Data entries
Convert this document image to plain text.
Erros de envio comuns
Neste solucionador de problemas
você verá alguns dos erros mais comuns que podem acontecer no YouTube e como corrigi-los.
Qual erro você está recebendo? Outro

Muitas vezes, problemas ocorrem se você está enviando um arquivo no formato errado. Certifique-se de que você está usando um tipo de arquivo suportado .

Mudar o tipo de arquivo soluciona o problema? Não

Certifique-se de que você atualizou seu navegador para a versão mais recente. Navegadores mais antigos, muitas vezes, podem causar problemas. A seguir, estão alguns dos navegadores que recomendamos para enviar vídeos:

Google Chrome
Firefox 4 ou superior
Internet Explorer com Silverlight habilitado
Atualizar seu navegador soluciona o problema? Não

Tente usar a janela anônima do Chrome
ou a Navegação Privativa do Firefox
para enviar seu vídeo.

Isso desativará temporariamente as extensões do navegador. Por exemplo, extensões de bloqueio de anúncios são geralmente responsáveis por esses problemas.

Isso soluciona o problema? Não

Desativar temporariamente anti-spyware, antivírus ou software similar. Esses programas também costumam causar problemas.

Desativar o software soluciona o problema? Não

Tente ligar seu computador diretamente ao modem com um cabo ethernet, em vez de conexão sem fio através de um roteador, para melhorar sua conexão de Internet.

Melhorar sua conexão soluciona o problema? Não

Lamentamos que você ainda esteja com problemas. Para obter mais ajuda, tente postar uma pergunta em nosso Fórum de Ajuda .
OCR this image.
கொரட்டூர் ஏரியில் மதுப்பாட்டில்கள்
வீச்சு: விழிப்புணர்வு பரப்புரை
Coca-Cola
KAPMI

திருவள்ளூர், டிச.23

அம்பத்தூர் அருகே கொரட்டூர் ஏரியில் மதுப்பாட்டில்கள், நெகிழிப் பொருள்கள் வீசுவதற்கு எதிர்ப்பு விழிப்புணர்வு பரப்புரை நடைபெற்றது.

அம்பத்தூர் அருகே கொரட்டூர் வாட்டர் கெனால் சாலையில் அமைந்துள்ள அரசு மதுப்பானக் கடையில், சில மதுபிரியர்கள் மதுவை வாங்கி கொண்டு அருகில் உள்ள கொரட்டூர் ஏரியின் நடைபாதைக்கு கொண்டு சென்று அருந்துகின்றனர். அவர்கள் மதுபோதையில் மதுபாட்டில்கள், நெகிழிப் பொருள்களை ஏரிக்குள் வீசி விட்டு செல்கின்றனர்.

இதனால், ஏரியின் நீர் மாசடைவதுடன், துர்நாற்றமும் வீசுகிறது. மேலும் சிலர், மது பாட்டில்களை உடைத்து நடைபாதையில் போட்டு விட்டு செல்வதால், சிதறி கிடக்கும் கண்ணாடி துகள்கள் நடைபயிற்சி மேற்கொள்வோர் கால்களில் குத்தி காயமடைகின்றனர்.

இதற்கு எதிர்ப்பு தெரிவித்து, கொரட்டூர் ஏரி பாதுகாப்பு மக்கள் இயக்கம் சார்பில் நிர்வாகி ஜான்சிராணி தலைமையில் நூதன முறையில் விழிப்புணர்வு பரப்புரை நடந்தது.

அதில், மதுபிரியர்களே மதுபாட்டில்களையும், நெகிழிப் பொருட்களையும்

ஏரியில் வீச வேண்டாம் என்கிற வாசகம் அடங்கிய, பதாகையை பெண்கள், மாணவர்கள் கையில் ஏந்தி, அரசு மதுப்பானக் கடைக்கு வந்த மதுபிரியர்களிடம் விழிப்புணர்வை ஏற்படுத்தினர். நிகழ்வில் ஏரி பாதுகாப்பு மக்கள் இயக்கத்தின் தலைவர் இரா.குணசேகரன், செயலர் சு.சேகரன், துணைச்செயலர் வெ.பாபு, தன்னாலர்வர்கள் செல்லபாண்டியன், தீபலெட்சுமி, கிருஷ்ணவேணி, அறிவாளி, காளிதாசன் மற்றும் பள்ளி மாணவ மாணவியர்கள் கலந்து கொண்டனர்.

● Your goal
Repeat each of the entries above precisely as given.

● Task answer
Convert this document image to plain text.
Erros de envio comuns
Neste solucionador de problemas
você verá alguns dos erros mais comuns que podem acontecer no YouTube e como corrigi-los.
Qual erro você está recebendo? Outro

Muitas vezes, problemas ocorrem se você está enviando um arquivo no formato errado. Certifique-se de que você está usando um tipo de arquivo suportado .

Mudar o tipo de arquivo soluciona o problema? Não

Certifique-se de que você atualizou seu navegador para a versão mais recente. Navegadores mais antigos, muitas vezes, podem causar problemas. A seguir, estão alguns dos navegadores que recomendamos para enviar vídeos:

Google Chrome
Firefox 4 ou superior
Internet Explorer com Silverlight habilitado
Atualizar seu navegador soluciona o problema? Não

Tente usar a janela anônima do Chrome
ou a Navegação Privativa do Firefox
para enviar seu vídeo.

Isso desativará temporariamente as extensões do navegador. Por exemplo, extensões de bloqueio de anúncios são geralmente responsáveis por esses problemas.

Isso soluciona o problema? Não

Desativar temporariamente anti-spyware, antivírus ou software similar. Esses programas também costumam causar problemas.

Desativar o software soluciona o problema? Não

Tente ligar seu computador diretamente ao modem com um cabo ethernet, em vez de conexão sem fio através de um roteador, para melhorar sua conexão de Internet.

Melhorar sua conexão soluciona o problema? Não

Lamentamos que você ainda esteja com problemas. Para obter mais ajuda, tente postar uma pergunta em nosso Fórum de Ajuda .
OCR this image.
கொரட்டூர் ஏரியில் மதுப்பாட்டில்கள்
வீச்சு: விழிப்புணர்வு பரப்புரை
Coca-Cola
KAPMI

திருவள்ளூர், டிச.23

அம்பத்தூர் அருகே கொரட்டூர் ஏரியில் மதுப்பாட்டில்கள், நெகிழிப் பொருள்கள் வீசுவதற்கு எதிர்ப்பு விழிப்புணர்வு பரப்புரை நடைபெற்றது.

அம்பத்தூர் அருகே கொரட்டூர் வாட்டர் கெனால் சாலையில் அமைந்துள்ள அரசு மதுப்பானக் கடையில், சில மதுபிரியர்கள் மதுவை வாங்கி கொண்டு அருகில் உள்ள கொரட்டூர் ஏரியின் நடைபாதைக்கு கொண்டு சென்று அருந்துகின்றனர். அவர்கள் மதுபோதையில் மதுபாட்டில்கள், நெகிழிப் பொருள்களை ஏரிக்குள் வீசி விட்டு செல்கின்றனர்.

இதனால், ஏரியின் நீர் மாசடைவதுடன், துர்நாற்றமும் வீசுகிறது. மேலும் சிலர், மது பாட்டில்களை உடைத்து நடைபாதையில் போட்டு விட்டு செல்வதால், சிதறி கிடக்கும் கண்ணாடி துகள்கள் நடைபயிற்சி மேற்கொள்வோர் கால்களில் குத்தி காயமடைகின்றனர்.

இதற்கு எதிர்ப்பு தெரிவித்து, கொரட்டூர் ஏரி பாதுகாப்பு மக்கள் இயக்கம் சார்பில் நிர்வாகி ஜான்சிராணி தலைமையில் நூதன முறையில் விழிப்புணர்வு பரப்புரை நடந்தது.

அதில், மதுபிரியர்களே மதுபாட்டில்களையும், நெகிழிப் பொருட்களையும்

ஏரியில் வீச வேண்டாம் என்கிற வாசகம் அடங்கிய, பதாகையை பெண்கள், மாணவர்கள் கையில் ஏந்தி, அரசு மதுப்பானக் கடைக்கு வந்த மதுபிரியர்களிடம் விழிப்புணர்வை ஏற்படுத்தினர். நிகழ்வில் ஏரி பாதுகாப்பு மக்கள் இயக்கத்தின் தலைவர் இரா.குணசேகரன், செயலர் சு.சேகரன், துணைச்செயலர் வெ.பாபு, தன்னாலர்வர்கள் செல்லபாண்டியன், தீபலெட்சுமி, கிருஷ்ணவேணி, அறிவாளி, காளிதாசன் மற்றும் பள்ளி மாணவ மாணவியர்கள் கலந்து கொண்டனர்.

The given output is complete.